--- begin Supplied records ---
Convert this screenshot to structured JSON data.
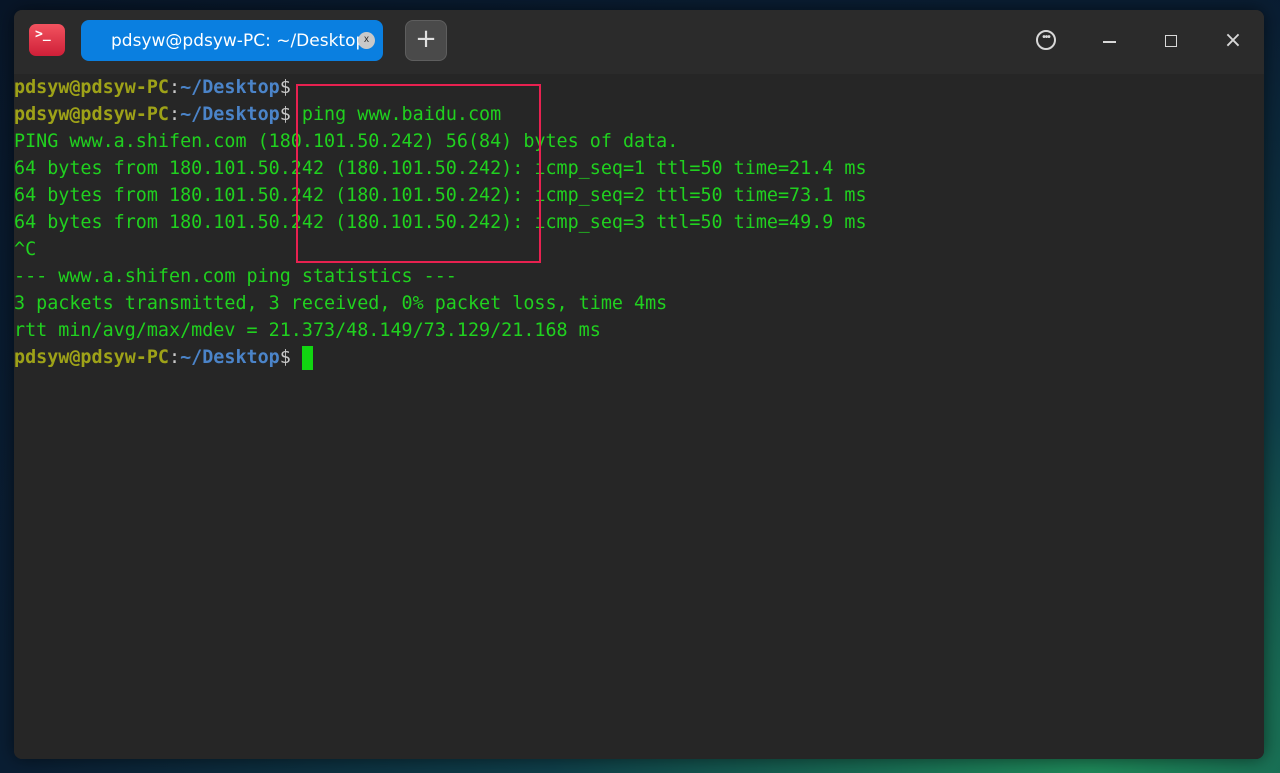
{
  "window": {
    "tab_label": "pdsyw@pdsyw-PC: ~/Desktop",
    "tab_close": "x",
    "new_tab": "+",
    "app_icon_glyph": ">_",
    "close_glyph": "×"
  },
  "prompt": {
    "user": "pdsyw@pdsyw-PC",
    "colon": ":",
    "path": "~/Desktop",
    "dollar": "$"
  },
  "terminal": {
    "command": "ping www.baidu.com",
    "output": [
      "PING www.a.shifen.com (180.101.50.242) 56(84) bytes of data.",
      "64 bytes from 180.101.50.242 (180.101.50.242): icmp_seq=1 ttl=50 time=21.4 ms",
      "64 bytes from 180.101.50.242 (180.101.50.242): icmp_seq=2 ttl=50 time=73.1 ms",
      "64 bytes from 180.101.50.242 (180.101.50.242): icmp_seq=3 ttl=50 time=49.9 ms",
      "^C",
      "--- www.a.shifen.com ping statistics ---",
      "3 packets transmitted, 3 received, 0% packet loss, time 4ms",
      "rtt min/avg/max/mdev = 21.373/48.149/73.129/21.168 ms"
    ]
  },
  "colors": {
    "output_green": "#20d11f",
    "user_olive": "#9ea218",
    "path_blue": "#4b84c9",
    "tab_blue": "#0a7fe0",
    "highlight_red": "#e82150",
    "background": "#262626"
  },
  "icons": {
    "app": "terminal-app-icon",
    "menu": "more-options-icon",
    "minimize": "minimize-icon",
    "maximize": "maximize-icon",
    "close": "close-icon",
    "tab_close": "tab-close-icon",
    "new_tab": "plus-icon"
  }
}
--- end Supplied records ---
--- begin Supplied records ---
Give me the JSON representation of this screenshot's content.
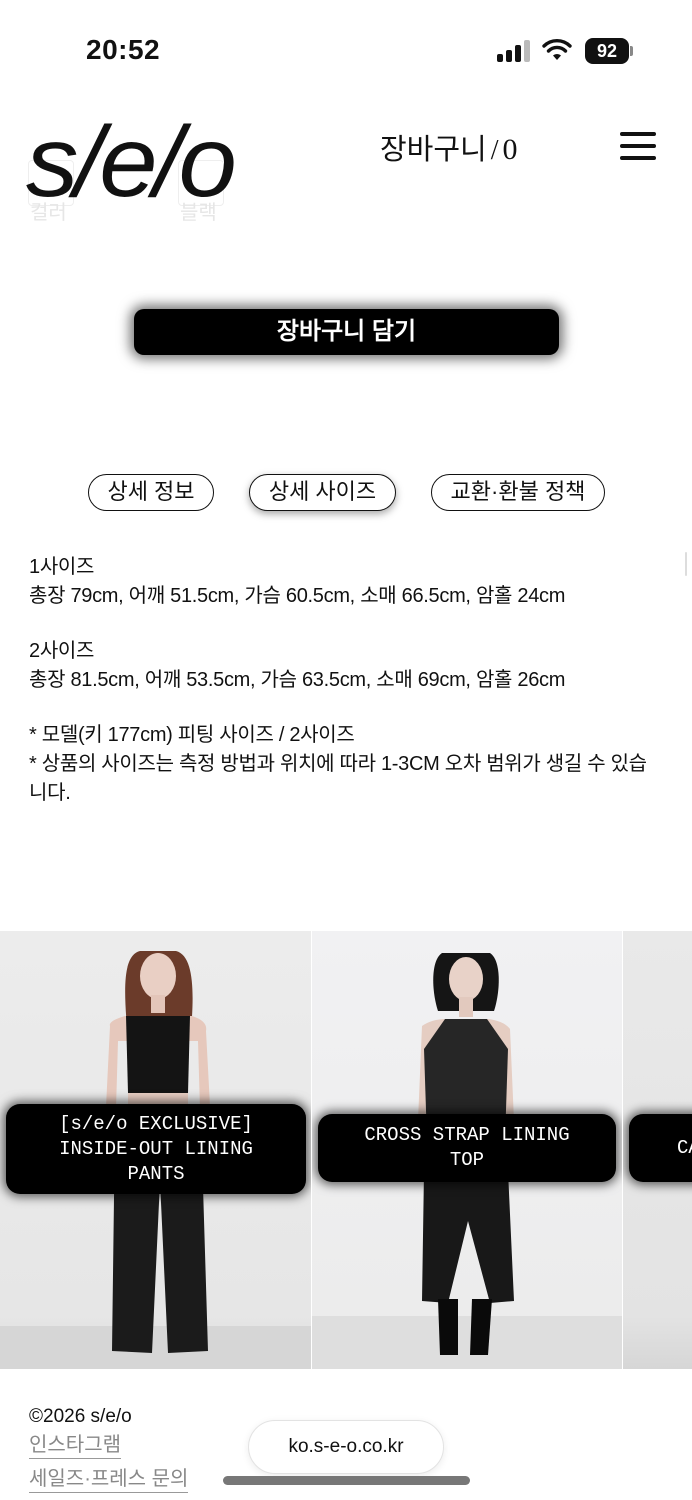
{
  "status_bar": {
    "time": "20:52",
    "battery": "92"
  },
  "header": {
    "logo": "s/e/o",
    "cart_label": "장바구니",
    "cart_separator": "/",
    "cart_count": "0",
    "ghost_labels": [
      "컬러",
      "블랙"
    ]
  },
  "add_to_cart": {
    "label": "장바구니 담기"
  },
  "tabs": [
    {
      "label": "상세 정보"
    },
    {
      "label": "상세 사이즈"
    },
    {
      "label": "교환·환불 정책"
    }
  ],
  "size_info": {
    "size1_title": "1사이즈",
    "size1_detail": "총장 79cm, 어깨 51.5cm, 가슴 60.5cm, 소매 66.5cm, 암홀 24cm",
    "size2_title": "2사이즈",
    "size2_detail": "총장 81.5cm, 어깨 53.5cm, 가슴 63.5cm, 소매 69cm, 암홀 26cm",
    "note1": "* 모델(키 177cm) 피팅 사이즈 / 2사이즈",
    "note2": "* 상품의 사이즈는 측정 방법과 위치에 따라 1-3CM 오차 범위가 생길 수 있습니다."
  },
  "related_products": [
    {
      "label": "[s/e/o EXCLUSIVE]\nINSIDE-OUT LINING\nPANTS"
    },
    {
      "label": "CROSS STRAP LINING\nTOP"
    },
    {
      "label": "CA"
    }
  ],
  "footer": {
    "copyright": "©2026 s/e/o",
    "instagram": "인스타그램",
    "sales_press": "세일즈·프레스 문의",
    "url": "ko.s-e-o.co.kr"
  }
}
--- end Supplied records ---
Short problem: Find the lines that include the string "JSON", then copy each of them.

Written answer:
Convert this screenshot to structured JSON data.
Give me the JSON representation of this screenshot's content.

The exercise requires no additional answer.